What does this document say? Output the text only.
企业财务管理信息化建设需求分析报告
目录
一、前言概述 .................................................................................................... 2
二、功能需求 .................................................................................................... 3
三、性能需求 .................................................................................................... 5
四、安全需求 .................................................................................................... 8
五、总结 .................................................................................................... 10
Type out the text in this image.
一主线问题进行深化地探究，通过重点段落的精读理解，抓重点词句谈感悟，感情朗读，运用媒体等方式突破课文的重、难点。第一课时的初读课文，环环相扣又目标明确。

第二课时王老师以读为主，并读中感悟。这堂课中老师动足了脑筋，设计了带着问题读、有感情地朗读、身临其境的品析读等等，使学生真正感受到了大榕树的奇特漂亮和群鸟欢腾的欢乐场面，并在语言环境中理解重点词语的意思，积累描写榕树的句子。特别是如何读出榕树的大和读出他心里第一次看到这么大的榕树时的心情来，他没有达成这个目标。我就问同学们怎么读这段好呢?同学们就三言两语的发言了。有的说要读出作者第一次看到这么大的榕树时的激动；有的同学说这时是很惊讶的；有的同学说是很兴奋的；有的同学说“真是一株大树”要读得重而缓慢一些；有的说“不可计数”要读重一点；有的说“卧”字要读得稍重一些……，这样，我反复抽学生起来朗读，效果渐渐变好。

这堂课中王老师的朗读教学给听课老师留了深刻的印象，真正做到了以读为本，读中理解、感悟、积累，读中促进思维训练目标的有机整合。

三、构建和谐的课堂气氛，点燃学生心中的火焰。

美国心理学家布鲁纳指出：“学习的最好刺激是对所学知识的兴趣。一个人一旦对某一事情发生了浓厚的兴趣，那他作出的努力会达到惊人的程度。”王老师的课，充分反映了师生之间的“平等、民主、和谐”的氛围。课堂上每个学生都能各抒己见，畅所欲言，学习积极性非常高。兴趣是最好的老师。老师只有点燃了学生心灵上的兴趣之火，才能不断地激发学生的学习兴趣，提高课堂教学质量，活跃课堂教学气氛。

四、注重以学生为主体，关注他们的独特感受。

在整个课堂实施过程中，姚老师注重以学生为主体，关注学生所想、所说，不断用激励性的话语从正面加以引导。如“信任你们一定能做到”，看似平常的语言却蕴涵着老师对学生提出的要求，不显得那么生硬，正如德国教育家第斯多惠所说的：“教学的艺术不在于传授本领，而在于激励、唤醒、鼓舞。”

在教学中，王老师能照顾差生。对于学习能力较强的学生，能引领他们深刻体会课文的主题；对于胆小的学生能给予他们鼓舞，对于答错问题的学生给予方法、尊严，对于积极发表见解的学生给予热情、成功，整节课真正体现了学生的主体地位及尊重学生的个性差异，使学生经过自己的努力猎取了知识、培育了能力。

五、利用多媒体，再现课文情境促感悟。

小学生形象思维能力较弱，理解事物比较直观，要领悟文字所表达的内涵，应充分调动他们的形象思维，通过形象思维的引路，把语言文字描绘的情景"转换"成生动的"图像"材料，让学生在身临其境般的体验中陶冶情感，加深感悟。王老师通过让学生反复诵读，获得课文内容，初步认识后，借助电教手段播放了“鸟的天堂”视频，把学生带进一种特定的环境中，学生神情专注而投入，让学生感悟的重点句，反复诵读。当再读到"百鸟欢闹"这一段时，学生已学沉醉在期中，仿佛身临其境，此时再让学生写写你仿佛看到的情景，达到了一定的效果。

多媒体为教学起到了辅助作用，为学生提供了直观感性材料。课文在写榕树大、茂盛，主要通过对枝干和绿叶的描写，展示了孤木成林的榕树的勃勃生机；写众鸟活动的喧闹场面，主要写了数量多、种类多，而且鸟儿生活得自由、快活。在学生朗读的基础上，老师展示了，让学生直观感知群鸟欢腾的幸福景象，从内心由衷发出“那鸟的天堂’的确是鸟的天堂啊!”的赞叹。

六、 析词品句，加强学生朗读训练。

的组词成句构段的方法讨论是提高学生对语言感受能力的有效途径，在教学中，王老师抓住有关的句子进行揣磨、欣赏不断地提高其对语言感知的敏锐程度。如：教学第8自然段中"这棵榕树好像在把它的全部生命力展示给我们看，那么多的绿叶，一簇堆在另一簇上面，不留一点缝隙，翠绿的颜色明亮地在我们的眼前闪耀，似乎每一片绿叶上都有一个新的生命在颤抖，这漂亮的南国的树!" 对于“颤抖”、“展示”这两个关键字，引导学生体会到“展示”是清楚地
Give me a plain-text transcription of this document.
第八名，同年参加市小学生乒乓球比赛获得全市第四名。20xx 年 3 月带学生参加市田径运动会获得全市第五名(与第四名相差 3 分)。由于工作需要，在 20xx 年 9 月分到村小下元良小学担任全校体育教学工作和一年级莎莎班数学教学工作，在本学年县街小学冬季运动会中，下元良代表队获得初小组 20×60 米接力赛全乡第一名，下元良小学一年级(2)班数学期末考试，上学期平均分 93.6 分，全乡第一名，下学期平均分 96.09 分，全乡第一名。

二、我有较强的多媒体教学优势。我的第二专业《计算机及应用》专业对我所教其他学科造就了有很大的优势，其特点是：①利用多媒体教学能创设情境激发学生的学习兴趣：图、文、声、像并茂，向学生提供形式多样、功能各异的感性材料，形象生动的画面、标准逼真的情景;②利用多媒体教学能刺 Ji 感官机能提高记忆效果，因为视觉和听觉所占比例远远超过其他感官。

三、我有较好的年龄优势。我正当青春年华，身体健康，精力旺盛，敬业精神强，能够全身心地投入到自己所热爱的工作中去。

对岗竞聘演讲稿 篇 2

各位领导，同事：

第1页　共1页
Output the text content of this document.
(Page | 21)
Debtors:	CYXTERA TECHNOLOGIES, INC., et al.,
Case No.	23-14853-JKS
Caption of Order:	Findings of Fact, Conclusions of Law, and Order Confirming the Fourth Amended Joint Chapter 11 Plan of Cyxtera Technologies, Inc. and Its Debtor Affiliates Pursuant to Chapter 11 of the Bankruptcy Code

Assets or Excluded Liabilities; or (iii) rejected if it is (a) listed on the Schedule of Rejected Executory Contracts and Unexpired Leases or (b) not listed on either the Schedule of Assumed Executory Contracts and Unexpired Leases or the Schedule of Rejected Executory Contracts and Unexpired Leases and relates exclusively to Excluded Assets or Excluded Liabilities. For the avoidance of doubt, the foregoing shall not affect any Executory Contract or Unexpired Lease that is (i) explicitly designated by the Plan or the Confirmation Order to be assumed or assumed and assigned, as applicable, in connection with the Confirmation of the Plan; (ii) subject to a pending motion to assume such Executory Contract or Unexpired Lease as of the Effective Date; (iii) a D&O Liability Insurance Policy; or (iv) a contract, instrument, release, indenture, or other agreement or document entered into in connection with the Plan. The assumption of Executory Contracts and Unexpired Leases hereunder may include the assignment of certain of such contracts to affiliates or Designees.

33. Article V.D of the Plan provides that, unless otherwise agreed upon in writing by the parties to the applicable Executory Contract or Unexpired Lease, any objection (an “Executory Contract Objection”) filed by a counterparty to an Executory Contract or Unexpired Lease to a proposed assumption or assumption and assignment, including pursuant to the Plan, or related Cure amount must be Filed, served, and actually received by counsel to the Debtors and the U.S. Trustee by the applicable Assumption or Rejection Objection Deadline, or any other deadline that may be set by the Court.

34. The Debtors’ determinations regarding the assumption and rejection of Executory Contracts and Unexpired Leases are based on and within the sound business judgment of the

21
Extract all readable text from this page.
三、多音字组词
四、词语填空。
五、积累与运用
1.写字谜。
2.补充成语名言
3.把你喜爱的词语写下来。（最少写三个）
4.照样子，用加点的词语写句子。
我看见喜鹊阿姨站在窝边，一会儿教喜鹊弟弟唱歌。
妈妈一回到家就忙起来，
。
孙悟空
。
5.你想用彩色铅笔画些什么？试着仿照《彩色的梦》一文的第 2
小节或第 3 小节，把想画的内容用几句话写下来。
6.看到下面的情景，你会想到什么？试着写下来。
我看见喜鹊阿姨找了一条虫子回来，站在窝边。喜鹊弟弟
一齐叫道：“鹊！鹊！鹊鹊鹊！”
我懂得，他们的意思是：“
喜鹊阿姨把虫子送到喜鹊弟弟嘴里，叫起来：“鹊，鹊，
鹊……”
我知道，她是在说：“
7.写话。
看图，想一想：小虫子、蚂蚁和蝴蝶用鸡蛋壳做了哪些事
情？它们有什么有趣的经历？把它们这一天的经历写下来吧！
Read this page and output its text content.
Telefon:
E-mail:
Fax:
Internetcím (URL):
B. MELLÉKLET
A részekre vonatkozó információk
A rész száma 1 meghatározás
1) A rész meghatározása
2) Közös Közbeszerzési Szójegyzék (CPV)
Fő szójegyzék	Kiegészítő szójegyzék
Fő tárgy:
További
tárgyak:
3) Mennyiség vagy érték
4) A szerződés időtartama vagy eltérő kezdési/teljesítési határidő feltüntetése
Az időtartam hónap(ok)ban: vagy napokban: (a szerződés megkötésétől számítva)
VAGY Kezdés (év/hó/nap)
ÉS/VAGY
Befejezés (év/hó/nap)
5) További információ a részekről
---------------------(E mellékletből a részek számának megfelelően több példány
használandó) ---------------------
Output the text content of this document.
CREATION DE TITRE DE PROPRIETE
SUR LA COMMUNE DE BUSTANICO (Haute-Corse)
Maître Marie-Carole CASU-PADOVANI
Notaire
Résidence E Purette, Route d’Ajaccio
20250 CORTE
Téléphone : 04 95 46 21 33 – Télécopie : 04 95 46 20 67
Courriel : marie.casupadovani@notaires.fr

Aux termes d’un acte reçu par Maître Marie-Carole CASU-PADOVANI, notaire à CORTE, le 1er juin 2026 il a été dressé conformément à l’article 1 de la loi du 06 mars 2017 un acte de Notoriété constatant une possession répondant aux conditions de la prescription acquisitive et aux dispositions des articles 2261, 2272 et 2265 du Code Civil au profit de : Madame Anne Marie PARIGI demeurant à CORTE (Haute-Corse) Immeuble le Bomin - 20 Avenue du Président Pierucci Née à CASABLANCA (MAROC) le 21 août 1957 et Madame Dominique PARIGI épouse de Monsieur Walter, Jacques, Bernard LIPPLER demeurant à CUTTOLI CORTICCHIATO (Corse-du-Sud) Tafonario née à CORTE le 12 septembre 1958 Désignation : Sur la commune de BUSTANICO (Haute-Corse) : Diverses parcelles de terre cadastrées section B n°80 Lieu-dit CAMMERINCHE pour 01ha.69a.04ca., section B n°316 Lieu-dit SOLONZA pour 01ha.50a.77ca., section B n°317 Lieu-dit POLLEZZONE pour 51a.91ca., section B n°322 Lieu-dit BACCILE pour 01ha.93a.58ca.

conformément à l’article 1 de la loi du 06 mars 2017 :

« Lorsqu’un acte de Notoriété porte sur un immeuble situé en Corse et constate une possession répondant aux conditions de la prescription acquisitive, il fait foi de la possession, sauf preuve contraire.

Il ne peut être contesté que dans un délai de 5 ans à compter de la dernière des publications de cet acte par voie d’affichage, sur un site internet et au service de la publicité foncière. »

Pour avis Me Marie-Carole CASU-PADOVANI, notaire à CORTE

_ _ _ _

**Problem details**
Leave out every line without the string "CORTE" and copy the rest.

**Problem solution**
20250 CORTE
Aux termes d’un acte reçu par Maître Marie-Carole CASU-PADOVANI, notaire à CORTE, le 1er juin 2026 il a été dressé conformément à l’article 1 de la loi du 06 mars 2017 un acte de Notoriété constatant une possession répondant aux conditions de la prescription acquisitive et aux dispositions des articles 2261, 2272 et 2265 du Code Civil au profit de : Madame Anne Marie PARIGI demeurant à CORTE (Haute-Corse) Immeuble le Bomin - 20 Avenue du Président Pierucci Née à CASABLANCA (MAROC) le 21 août 1957 et Madame Dominique PARIGI épouse de Monsieur Walter, Jacques, Bernard LIPPLER demeurant à CUTTOLI CORTICCHIATO (Corse-du-Sud) Tafonario née à CORTE le 12 septembre 1958 Désignation : Sur la commune de BUSTANICO (Haute-Corse) : Diverses parcelles de terre cadastrées section B n°80 Lieu-dit CAMMERINCHE pour 01ha.69a.04ca., section B n°316 Lieu-dit SOLONZA pour 01ha.50a.77ca., section B n°317 Lieu-dit POLLEZZONE pour 51a.91ca., section B n°322 Lieu-dit BACCILE pour 01ha.93a.58ca.
Pour avis Me Marie-Carole CASU-PADOVANI, notaire à CORTE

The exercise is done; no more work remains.